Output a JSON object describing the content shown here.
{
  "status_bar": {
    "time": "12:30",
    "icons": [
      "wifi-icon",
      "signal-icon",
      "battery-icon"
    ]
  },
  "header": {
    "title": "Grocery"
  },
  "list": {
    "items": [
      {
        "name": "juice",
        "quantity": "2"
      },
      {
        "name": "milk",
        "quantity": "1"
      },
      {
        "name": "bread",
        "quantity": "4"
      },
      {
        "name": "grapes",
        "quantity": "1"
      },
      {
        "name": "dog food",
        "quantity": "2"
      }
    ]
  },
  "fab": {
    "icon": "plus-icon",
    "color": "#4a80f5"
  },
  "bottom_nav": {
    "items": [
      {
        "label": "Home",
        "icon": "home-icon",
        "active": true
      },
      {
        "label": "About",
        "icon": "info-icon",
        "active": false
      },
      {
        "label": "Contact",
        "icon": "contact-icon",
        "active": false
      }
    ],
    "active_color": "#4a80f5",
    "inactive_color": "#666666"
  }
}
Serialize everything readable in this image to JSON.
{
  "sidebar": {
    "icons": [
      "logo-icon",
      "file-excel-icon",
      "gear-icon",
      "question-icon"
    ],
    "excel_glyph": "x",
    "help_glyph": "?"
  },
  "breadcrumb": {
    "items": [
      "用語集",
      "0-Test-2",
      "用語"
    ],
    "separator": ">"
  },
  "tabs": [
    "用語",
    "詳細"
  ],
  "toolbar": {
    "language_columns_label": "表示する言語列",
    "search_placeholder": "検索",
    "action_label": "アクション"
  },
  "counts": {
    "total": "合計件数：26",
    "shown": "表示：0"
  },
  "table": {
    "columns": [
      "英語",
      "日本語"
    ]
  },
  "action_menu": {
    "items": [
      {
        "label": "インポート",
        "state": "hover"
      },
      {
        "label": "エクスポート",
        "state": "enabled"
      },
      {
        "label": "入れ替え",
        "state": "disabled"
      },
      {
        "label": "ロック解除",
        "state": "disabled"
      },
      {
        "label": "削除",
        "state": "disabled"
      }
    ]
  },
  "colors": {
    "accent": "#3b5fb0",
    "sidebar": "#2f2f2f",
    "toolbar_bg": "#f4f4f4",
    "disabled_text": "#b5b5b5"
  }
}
# # # #
What you have to do »
Your task is to give the records above again, exactly.

Worked answer »
Output a JSON object describing the content shown here.
{
  "status_bar": {
    "time": "12:30",
    "icons": [
      "wifi-icon",
      "signal-icon",
      "battery-icon"
    ]
  },
  "header": {
    "title": "Grocery"
  },
  "list": {
    "items": [
      {
        "name": "juice",
        "quantity": "2"
      },
      {
        "name": "milk",
        "quantity": "1"
      },
      {
        "name": "bread",
        "quantity": "4"
      },
      {
        "name": "grapes",
        "quantity": "1"
      },
      {
        "name": "dog food",
        "quantity": "2"
      }
    ]
  },
  "fab": {
    "icon": "plus-icon",
    "color": "#4a80f5"
  },
  "bottom_nav": {
    "items": [
      {
        "label": "Home",
        "icon": "home-icon",
        "active": true
      },
      {
        "label": "About",
        "icon": "info-icon",
        "active": false
      },
      {
        "label": "Contact",
        "icon": "contact-icon",
        "active": false
      }
    ],
    "active_color": "#4a80f5",
    "inactive_color": "#666666"
  }
}
Serialize everything readable in this image to JSON.
{
  "sidebar": {
    "icons": [
      "logo-icon",
      "file-excel-icon",
      "gear-icon",
      "question-icon"
    ],
    "excel_glyph": "x",
    "help_glyph": "?"
  },
  "breadcrumb": {
    "items": [
      "用語集",
      "0-Test-2",
      "用語"
    ],
    "separator": ">"
  },
  "tabs": [
    "用語",
    "詳細"
  ],
  "toolbar": {
    "language_columns_label": "表示する言語列",
    "search_placeholder": "検索",
    "action_label": "アクション"
  },
  "counts": {
    "total": "合計件数：26",
    "shown": "表示：0"
  },
  "table": {
    "columns": [
      "英語",
      "日本語"
    ]
  },
  "action_menu": {
    "items": [
      {
        "label": "インポート",
        "state": "hover"
      },
      {
        "label": "エクスポート",
        "state": "enabled"
      },
      {
        "label": "入れ替え",
        "state": "disabled"
      },
      {
        "label": "ロック解除",
        "state": "disabled"
      },
      {
        "label": "削除",
        "state": "disabled"
      }
    ]
  },
  "colors": {
    "accent": "#3b5fb0",
    "sidebar": "#2f2f2f",
    "toolbar_bg": "#f4f4f4",
    "disabled_text": "#b5b5b5"
  }
}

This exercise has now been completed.